__Requirement__
Transcribe the entries that follow exactly as they appear, minus pictures.

[Entries from a visual dataset]
::::
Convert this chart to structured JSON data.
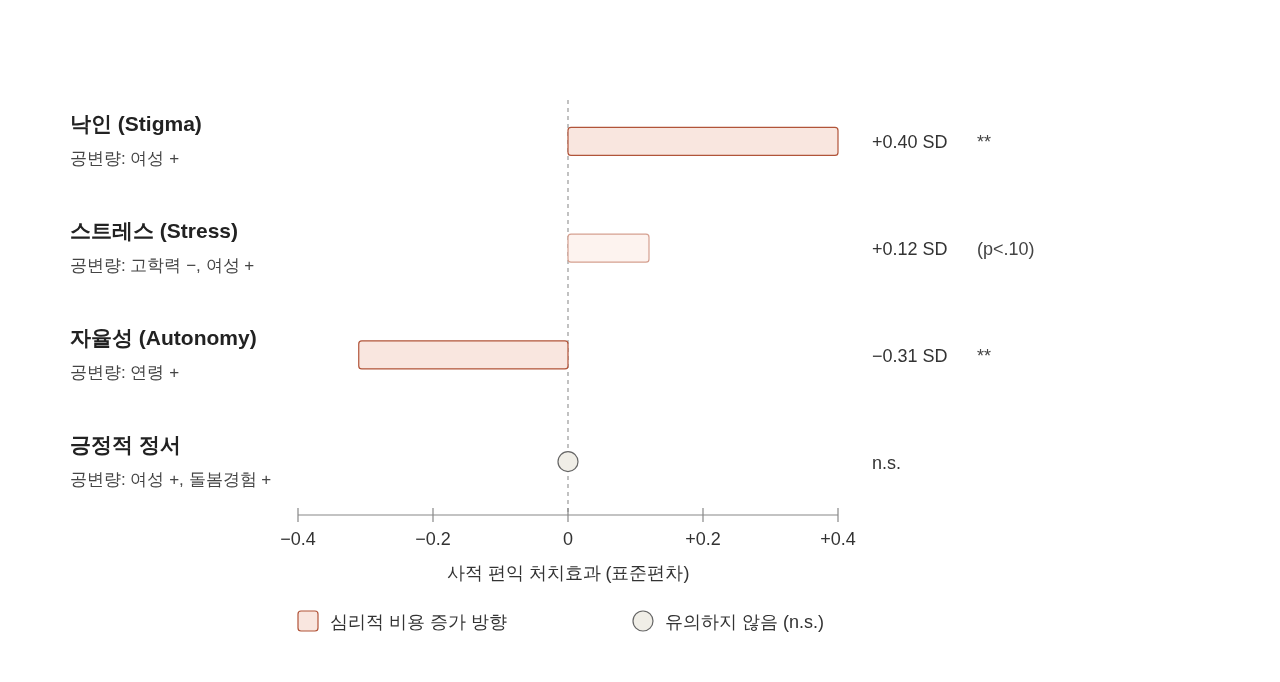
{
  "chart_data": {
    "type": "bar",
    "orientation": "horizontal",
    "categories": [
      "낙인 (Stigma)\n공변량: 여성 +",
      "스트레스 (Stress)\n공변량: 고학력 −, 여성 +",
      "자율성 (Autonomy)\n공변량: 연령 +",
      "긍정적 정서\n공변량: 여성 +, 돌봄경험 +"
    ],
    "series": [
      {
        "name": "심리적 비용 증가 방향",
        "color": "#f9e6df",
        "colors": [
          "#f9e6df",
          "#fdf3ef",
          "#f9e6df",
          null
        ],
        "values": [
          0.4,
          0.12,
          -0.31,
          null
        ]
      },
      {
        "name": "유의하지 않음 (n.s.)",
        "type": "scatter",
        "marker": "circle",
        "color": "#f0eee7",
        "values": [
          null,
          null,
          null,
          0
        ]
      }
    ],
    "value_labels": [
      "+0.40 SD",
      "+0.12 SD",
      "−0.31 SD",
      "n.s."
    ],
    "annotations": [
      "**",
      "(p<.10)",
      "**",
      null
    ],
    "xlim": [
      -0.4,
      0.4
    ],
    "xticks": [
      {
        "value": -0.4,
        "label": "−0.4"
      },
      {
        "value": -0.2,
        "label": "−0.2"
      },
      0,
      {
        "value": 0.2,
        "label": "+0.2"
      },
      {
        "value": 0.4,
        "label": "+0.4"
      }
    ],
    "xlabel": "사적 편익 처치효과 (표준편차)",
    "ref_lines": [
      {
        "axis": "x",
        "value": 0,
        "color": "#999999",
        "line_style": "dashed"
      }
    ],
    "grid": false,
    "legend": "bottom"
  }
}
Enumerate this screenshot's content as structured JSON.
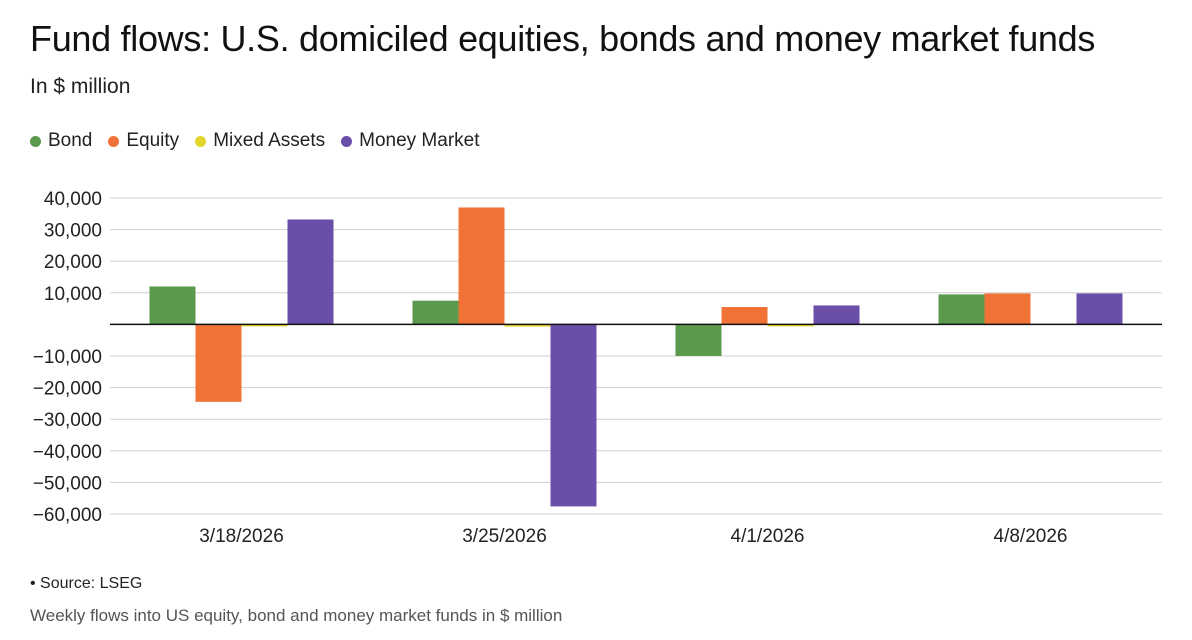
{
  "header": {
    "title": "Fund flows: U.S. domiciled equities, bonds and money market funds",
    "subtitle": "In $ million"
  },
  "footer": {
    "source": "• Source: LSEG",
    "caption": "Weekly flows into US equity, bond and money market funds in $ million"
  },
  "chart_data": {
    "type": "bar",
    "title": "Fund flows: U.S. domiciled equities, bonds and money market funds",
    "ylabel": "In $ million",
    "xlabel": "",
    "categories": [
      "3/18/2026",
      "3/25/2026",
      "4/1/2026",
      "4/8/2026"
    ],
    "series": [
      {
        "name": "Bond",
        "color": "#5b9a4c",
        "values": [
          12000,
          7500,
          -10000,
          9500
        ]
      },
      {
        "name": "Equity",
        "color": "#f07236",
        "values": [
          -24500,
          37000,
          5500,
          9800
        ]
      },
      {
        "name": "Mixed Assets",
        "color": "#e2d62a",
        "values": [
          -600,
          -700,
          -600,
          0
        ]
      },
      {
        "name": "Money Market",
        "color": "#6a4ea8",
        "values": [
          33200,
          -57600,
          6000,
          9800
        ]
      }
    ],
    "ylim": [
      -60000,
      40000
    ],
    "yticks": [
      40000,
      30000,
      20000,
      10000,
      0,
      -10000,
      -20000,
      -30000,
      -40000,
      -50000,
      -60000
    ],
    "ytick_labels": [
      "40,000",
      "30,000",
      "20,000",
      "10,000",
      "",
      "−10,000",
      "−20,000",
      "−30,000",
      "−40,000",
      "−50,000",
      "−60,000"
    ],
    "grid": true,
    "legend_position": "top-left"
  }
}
::::
__Solution below__
Convert this chart to structured JSON data.
{
  "chart_data": {
    "type": "bar",
    "orientation": "horizontal",
    "categories": [
      "낙인 (Stigma)\n공변량: 여성 +",
      "스트레스 (Stress)\n공변량: 고학력 −, 여성 +",
      "자율성 (Autonomy)\n공변량: 연령 +",
      "긍정적 정서\n공변량: 여성 +, 돌봄경험 +"
    ],
    "series": [
      {
        "name": "심리적 비용 증가 방향",
        "color": "#f9e6df",
        "colors": [
          "#f9e6df",
          "#fdf3ef",
          "#f9e6df",
          null
        ],
        "values": [
          0.4,
          0.12,
          -0.31,
          null
        ]
      },
      {
        "name": "유의하지 않음 (n.s.)",
        "type": "scatter",
        "marker": "circle",
        "color": "#f0eee7",
        "values": [
          null,
          null,
          null,
          0
        ]
      }
    ],
    "value_labels": [
      "+0.40 SD",
      "+0.12 SD",
      "−0.31 SD",
      "n.s."
    ],
    "annotations": [
      "**",
      "(p<.10)",
      "**",
      null
    ],
    "xlim": [
      -0.4,
      0.4
    ],
    "xticks": [
      {
        "value": -0.4,
        "label": "−0.4"
      },
      {
        "value": -0.2,
        "label": "−0.2"
      },
      0,
      {
        "value": 0.2,
        "label": "+0.2"
      },
      {
        "value": 0.4,
        "label": "+0.4"
      }
    ],
    "xlabel": "사적 편익 처치효과 (표준편차)",
    "ref_lines": [
      {
        "axis": "x",
        "value": 0,
        "color": "#999999",
        "line_style": "dashed"
      }
    ],
    "grid": false,
    "legend": "bottom"
  }
}
Enumerate this screenshot's content as structured JSON.
{
  "header": {
    "title": "Fund flows: U.S. domiciled equities, bonds and money market funds",
    "subtitle": "In $ million"
  },
  "footer": {
    "source": "• Source: LSEG",
    "caption": "Weekly flows into US equity, bond and money market funds in $ million"
  },
  "chart_data": {
    "type": "bar",
    "title": "Fund flows: U.S. domiciled equities, bonds and money market funds",
    "ylabel": "In $ million",
    "xlabel": "",
    "categories": [
      "3/18/2026",
      "3/25/2026",
      "4/1/2026",
      "4/8/2026"
    ],
    "series": [
      {
        "name": "Bond",
        "color": "#5b9a4c",
        "values": [
          12000,
          7500,
          -10000,
          9500
        ]
      },
      {
        "name": "Equity",
        "color": "#f07236",
        "values": [
          -24500,
          37000,
          5500,
          9800
        ]
      },
      {
        "name": "Mixed Assets",
        "color": "#e2d62a",
        "values": [
          -600,
          -700,
          -600,
          0
        ]
      },
      {
        "name": "Money Market",
        "color": "#6a4ea8",
        "values": [
          33200,
          -57600,
          6000,
          9800
        ]
      }
    ],
    "ylim": [
      -60000,
      40000
    ],
    "yticks": [
      40000,
      30000,
      20000,
      10000,
      0,
      -10000,
      -20000,
      -30000,
      -40000,
      -50000,
      -60000
    ],
    "ytick_labels": [
      "40,000",
      "30,000",
      "20,000",
      "10,000",
      "",
      "−10,000",
      "−20,000",
      "−30,000",
      "−40,000",
      "−50,000",
      "−60,000"
    ],
    "grid": true,
    "legend_position": "top-left"
  }
}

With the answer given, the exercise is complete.